Collected data:
—————

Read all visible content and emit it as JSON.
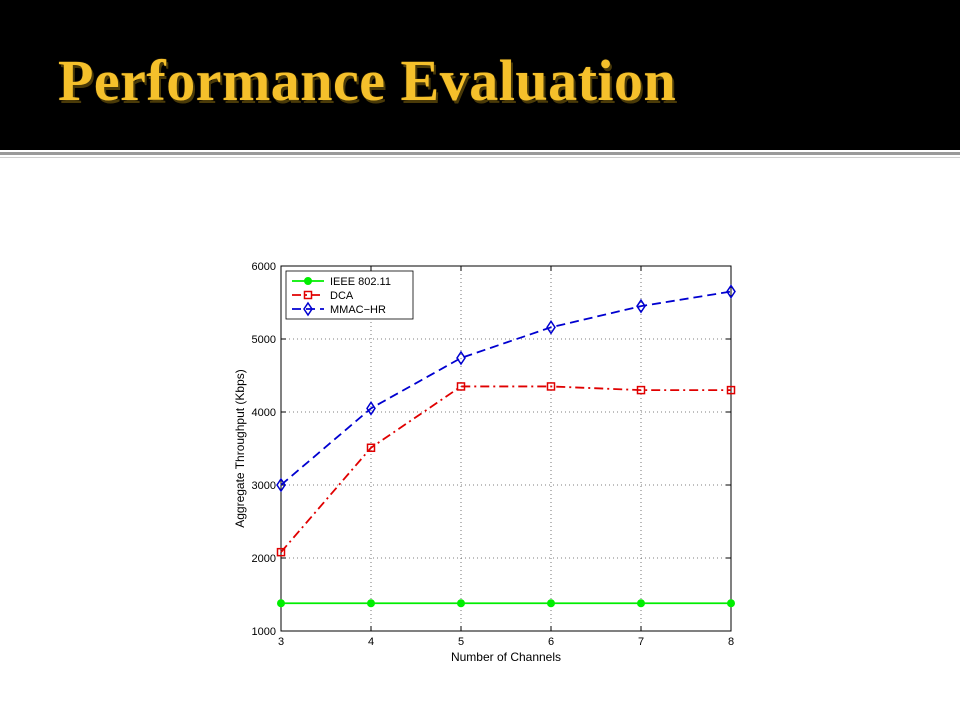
{
  "slide": {
    "title": "Performance Evaluation",
    "title_color": "#f5c02b",
    "header_background": "#000000"
  },
  "chart_data": {
    "type": "line",
    "title": "",
    "xlabel": "Number of Channels",
    "ylabel": "Aggregate Throughput (Kbps)",
    "x": [
      3,
      4,
      5,
      6,
      7,
      8
    ],
    "xlim": [
      3,
      8
    ],
    "ylim": [
      1000,
      6000
    ],
    "xticks": [
      3,
      4,
      5,
      6,
      7,
      8
    ],
    "yticks": [
      1000,
      2000,
      3000,
      4000,
      5000,
      6000
    ],
    "grid": true,
    "grid_style": "dotted",
    "legend_position": "top-left",
    "series": [
      {
        "name": "IEEE 802.11",
        "values": [
          1380,
          1380,
          1380,
          1380,
          1380,
          1380
        ],
        "color": "#00ee00",
        "line_style": "solid",
        "marker": "filled-circle"
      },
      {
        "name": "DCA",
        "values": [
          2080,
          3510,
          4350,
          4350,
          4300,
          4300
        ],
        "color": "#e00000",
        "line_style": "dash-dot",
        "marker": "square"
      },
      {
        "name": "MMAC−HR",
        "values": [
          3000,
          4050,
          4740,
          5160,
          5450,
          5650
        ],
        "color": "#0000d0",
        "line_style": "dashed",
        "marker": "diamond"
      }
    ]
  }
}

—————

Aim of the exercise:
Search the lines for "marker". Copy each line that has it.

Answer for this exercise:
        "marker": "filled-circle"
        "marker": "square"
        "marker": "diamond"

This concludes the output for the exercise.